### Task details
Repeat every line of the listing below exactly, minus the pictures.

### Source records
◆ ◆ ◆ ◆
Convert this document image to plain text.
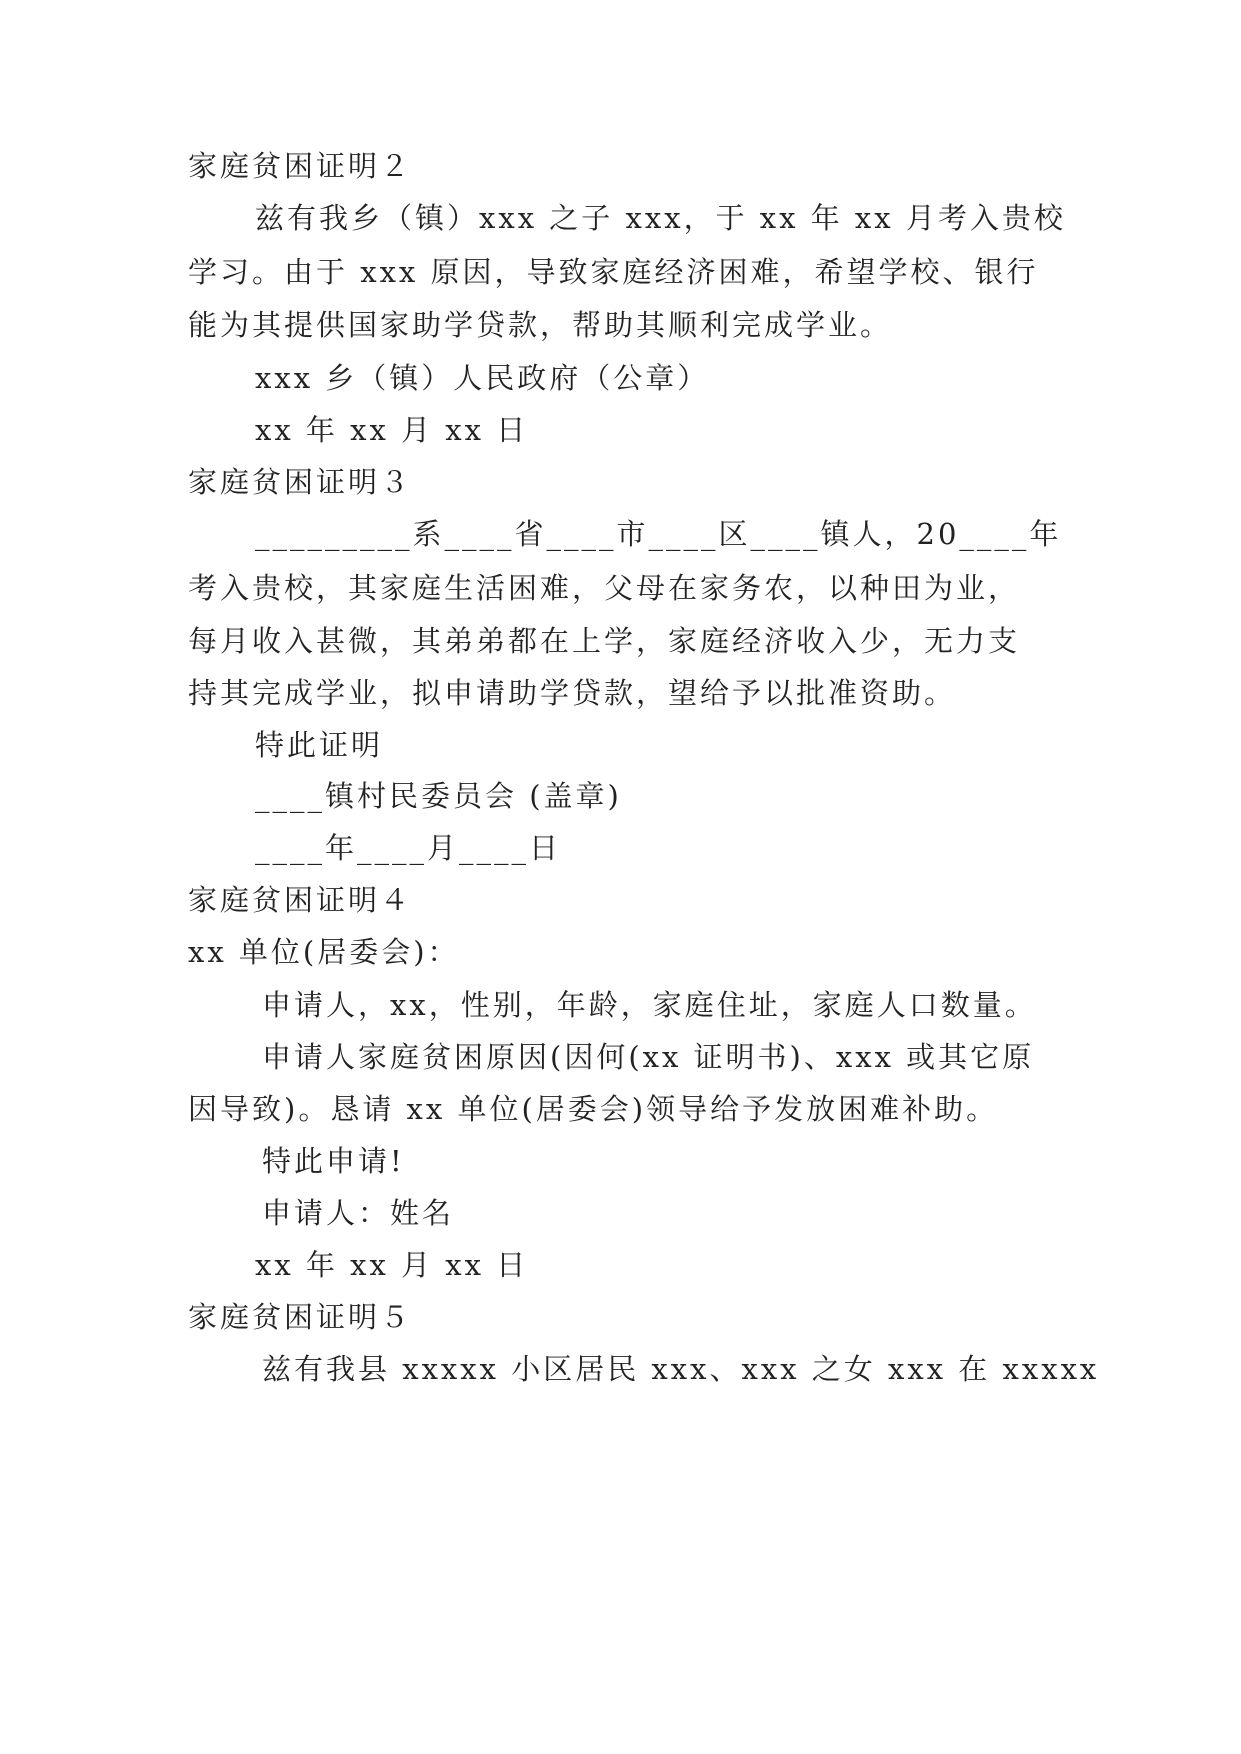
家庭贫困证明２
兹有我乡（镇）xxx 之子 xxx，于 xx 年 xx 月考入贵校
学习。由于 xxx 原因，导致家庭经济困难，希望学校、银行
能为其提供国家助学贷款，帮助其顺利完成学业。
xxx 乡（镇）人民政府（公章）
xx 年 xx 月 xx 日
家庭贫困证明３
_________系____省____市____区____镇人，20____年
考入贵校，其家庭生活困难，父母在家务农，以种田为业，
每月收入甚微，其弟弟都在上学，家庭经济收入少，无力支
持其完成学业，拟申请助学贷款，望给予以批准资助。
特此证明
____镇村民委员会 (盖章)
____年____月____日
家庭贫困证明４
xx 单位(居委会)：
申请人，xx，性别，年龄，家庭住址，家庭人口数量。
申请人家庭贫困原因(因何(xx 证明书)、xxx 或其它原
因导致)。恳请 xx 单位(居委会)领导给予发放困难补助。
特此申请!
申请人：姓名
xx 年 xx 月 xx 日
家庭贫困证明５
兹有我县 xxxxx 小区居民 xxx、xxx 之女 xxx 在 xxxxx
◆ ◆ ◆ ◆
### Reply to the task
Convert this document image to plain text.
家庭贫困证明２
兹有我乡（镇）xxx 之子 xxx，于 xx 年 xx 月考入贵校
学习。由于 xxx 原因，导致家庭经济困难，希望学校、银行
能为其提供国家助学贷款，帮助其顺利完成学业。
xxx 乡（镇）人民政府（公章）
xx 年 xx 月 xx 日
家庭贫困证明３
_________系____省____市____区____镇人，20____年
考入贵校，其家庭生活困难，父母在家务农，以种田为业，
每月收入甚微，其弟弟都在上学，家庭经济收入少，无力支
持其完成学业，拟申请助学贷款，望给予以批准资助。
特此证明
____镇村民委员会 (盖章)
____年____月____日
家庭贫困证明４
xx 单位(居委会)：
申请人，xx，性别，年龄，家庭住址，家庭人口数量。
申请人家庭贫困原因(因何(xx 证明书)、xxx 或其它原
因导致)。恳请 xx 单位(居委会)领导给予发放困难补助。
特此申请!
申请人：姓名
xx 年 xx 月 xx 日
家庭贫困证明５
兹有我县 xxxxx 小区居民 xxx、xxx 之女 xxx 在 xxxxx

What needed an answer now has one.